══ Page text

# I'M POSTIN THIS AGAIN BECAUSE



## scotty (Apr 10, 2009)

WE AT THE SMOKE PIT I have hopes that some of the folks from fine vine wines will make it to our gathering
You all are invited to Lake De gray Arkansas state camp area







((((((((((((((((((((WE ARE TWIRLING A PIG ON SUNDAY))))))))))))))

We had a great turnout because we started planning around april 2008. this gave folks time to look and plan ahead 

*DATES POSTED BELOW*



it worked well with early long term planning and I hope we can get it off the ground again by starting early+++ 


UPDATED LIST 

Ozark Paul from Missouri 
Rocky and Scotty From Florida 
Daryl goat From Texas 
Lana, Casey, Rusty From Tennessee 
Lonestar Larry Another Texas boy 
Paul and Nona From Georgia 
Buzz--Terry From Texas 
Waldo from Arkansas and fine Vine Wines website 
Tweetiboyd6 from our pal talk group 
Added: 
Ed- BrokeAzzCooker from California
MR AND MRS Korbitt from Georgia

That's at least 13 people so far....don't know who all are bringing anybody else. 




HERE IS THE UPDATED PLAN/SCHEDULE 

For quite some time now we have been planning the lake de gray camp out. Sept. 2009. Most of last year’s attendees are coming back. 


It looks like the 3rd weekend in Sept .19th to 20th, 2009 is the target date for the De Gray camp out. Some of us will arrive Thursday or Friday the 17th or 18th. 

Make advanced reservations in section "C" of the CADDO AREA. 
We were very pleased with that section. 


Also, because we hope it to be an annual event, some of us will stay to at least Monday (28th) or even later until the following Friday ((Oct 2nd)). Ozark Paul and a few of us plan to be there for the second weekend, too 

*The idea is to make it at least a week long event for those who can stay or for folks who can’t get there until a few days later or the second weekend. *



SOME OF LAST YEARS PHOTOS IN THE ALBUMS ON THE LEFT

http://s311.photobucket.com/albums/kk462/arkansassmoker/


----------

════
══ Information supplied

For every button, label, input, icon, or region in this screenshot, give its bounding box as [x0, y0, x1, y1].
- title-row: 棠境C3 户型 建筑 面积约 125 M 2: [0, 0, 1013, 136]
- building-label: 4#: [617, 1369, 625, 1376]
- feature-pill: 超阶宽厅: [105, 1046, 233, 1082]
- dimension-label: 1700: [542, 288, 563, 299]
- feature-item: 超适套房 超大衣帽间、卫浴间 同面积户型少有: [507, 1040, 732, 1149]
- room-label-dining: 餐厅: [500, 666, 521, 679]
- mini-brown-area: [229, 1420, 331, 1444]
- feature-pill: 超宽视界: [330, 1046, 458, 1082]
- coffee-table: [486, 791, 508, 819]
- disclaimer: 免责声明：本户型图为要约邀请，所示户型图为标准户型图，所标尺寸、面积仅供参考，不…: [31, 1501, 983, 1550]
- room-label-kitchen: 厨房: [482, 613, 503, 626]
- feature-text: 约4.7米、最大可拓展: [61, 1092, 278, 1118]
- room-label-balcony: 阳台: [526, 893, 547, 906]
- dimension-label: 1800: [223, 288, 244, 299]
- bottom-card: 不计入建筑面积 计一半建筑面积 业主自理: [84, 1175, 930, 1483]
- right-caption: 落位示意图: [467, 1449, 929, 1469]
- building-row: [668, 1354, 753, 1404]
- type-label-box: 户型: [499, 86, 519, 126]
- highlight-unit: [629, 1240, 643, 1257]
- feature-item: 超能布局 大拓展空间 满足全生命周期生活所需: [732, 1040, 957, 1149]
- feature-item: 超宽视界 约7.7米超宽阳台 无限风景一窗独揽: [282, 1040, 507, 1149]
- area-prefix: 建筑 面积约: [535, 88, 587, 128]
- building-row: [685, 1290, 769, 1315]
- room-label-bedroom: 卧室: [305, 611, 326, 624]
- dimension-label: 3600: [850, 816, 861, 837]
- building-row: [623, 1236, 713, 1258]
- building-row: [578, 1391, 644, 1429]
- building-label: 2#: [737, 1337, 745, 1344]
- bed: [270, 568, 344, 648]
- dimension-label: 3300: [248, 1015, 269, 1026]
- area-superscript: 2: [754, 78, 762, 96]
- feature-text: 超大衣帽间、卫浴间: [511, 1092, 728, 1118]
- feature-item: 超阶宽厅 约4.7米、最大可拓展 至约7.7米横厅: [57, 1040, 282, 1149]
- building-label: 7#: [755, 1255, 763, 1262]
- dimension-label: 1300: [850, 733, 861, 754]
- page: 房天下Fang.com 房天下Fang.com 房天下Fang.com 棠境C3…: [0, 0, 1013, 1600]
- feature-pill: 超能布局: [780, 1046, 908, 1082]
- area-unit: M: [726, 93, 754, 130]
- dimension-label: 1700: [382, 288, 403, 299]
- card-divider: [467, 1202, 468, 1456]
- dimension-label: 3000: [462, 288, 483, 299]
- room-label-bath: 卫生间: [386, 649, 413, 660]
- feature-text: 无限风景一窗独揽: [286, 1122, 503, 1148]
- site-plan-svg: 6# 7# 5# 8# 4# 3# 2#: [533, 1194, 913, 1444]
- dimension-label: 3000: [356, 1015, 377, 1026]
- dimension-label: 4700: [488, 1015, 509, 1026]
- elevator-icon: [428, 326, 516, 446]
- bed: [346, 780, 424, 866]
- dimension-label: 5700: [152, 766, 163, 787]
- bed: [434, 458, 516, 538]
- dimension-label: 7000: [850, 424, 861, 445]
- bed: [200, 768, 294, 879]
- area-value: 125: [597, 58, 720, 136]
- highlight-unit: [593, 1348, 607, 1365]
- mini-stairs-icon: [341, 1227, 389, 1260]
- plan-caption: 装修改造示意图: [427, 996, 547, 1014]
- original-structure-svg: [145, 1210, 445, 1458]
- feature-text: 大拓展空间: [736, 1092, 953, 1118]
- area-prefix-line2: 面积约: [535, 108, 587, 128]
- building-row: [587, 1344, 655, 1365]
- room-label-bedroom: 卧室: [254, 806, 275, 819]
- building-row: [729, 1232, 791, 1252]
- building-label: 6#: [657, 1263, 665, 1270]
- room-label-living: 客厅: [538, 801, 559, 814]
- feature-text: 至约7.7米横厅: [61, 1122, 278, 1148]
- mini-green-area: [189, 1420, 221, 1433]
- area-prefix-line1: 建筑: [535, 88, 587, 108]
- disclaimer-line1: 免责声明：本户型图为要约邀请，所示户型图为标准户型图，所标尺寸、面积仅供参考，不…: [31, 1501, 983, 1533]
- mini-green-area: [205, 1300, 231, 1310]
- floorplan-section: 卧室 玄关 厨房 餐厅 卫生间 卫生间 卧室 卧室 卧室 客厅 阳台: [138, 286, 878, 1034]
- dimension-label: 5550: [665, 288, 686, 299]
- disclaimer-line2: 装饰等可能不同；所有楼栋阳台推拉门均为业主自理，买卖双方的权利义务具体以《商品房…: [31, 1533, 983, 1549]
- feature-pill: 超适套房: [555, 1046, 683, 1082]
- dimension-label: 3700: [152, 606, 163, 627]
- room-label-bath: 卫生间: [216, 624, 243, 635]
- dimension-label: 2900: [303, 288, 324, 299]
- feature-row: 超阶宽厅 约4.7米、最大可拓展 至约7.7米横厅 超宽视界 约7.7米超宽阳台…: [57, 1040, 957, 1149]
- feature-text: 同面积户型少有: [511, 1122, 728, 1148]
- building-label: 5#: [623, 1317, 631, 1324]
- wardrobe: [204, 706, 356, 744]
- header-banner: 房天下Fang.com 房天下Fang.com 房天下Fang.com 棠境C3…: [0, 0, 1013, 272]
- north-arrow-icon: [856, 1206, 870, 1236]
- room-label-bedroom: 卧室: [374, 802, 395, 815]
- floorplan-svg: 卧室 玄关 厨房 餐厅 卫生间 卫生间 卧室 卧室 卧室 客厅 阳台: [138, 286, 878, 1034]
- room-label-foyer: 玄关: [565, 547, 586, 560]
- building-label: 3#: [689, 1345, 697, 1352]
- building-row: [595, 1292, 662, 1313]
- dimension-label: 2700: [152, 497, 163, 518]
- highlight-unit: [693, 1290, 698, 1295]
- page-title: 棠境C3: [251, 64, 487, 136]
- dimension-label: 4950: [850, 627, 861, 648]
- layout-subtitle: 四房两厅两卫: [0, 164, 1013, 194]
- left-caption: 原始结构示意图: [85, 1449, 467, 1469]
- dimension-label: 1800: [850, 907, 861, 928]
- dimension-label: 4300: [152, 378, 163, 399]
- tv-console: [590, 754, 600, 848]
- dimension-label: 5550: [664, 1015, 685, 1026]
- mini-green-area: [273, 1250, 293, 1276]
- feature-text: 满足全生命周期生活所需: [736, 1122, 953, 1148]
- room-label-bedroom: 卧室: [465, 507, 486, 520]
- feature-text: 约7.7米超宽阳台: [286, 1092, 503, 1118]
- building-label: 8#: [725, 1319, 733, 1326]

════

** Objective **
Render this sentence from the camp-out post in Spanish: "Most of last year’s attendees are coming back." The lines have no role in this exercise.

** Solution **
La mayoría de los asistentes del año pasado van a volver.